● Task to carry out
Using the data below, gather each line that includes the word "organización".

● Records to use
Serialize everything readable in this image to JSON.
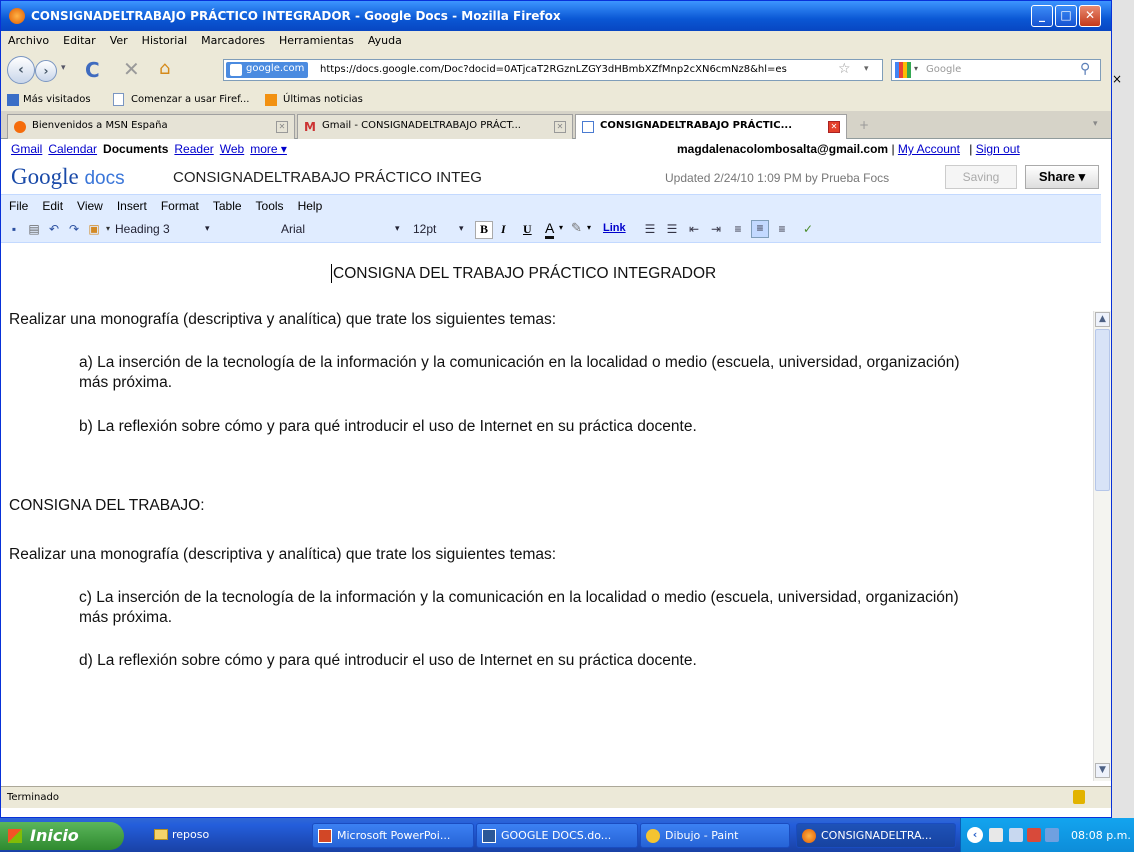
{
  "window": {
    "title": "CONSIGNADELTRABAJO PRÁCTICO INTEGRADOR - Google Docs - Mozilla Firefox",
    "buttons": [
      "_",
      "□",
      "✕"
    ]
  },
  "menubar": [
    "Archivo",
    "Editar",
    "Ver",
    "Historial",
    "Marcadores",
    "Herramientas",
    "Ayuda"
  ],
  "nav": {
    "domain_chip": "google.com",
    "url": "https://docs.google.com/Doc?docid=0ATjcaT2RGznLZGY3dHBmbXZfMnp2cXN6cmNz8&hl=es",
    "search_placeholder": "Google"
  },
  "bookmarks": [
    "Más visitados",
    "Comenzar a usar Firef...",
    "Últimas noticias"
  ],
  "tabs": [
    {
      "label": "Bienvenidos a MSN España"
    },
    {
      "label": "Gmail - CONSIGNADELTRABAJO PRÁCT..."
    },
    {
      "label": "CONSIGNADELTRABAJO PRÁCTIC..."
    }
  ],
  "gbar": {
    "links": [
      "Gmail",
      "Calendar",
      "Reader",
      "Web",
      "more ▾"
    ],
    "current": "Documents",
    "email": "magdalenacolombosalta@gmail.com",
    "my_account": "My Account",
    "sign_out": "Sign out",
    "sep": "|"
  },
  "docs": {
    "logo_google": "Google",
    "logo_docs": "docs",
    "doc_title": "CONSIGNADELTRABAJO PRÁCTICO INTEG",
    "updated": "Updated 2/24/10 1:09 PM by Prueba Focs",
    "saving": "Saving",
    "share": "Share ▾"
  },
  "gmenu": [
    "File",
    "Edit",
    "View",
    "Insert",
    "Format",
    "Table",
    "Tools",
    "Help"
  ],
  "toolbar": {
    "style": "Heading 3",
    "font": "Arial",
    "size": "12pt",
    "bold": "B",
    "italic": "I",
    "underline": "U",
    "link": "Link"
  },
  "document": {
    "heading": "CONSIGNA DEL TRABAJO PRÁCTICO INTEGRADOR",
    "intro1": "Realizar una monografía (descriptiva y analítica) que trate los siguientes temas:",
    "a_line1": "a)  La inserción de la tecnología de la información y la comunicación en la localidad o medio (escuela, universidad, organización)",
    "a_line2": "más próxima.",
    "b": "b)  La reflexión sobre cómo y para qué introducir el uso de Internet en su práctica docente.",
    "heading2": "CONSIGNA DEL TRABAJO:",
    "intro2": "Realizar una monografía (descriptiva y analítica) que trate los siguientes temas:",
    "c_line1": "c)   La inserción de la tecnología de la información y la comunicación en la localidad o medio (escuela, universidad, organización)",
    "c_line2": "más próxima.",
    "d": "d)  La reflexión sobre cómo y para qué introducir el uso de Internet en su práctica docente."
  },
  "status": "Terminado",
  "taskbar": {
    "start": "Inicio",
    "tasks": [
      "reposo",
      "Microsoft PowerPoi...",
      "GOOGLE DOCS.do...",
      "Dibujo - Paint",
      "CONSIGNADELTRA..."
    ],
    "time": "08:08 p.m."
  }
}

● Written reply
    "a_line1": "a)  La inserción de la tecnología de la información y la comunicación en la localidad o medio (escuela, universidad, organización)",
    "c_line1": "c)   La inserción de la tecnología de la información y la comunicación en la localidad o medio (escuela, universidad, organización)",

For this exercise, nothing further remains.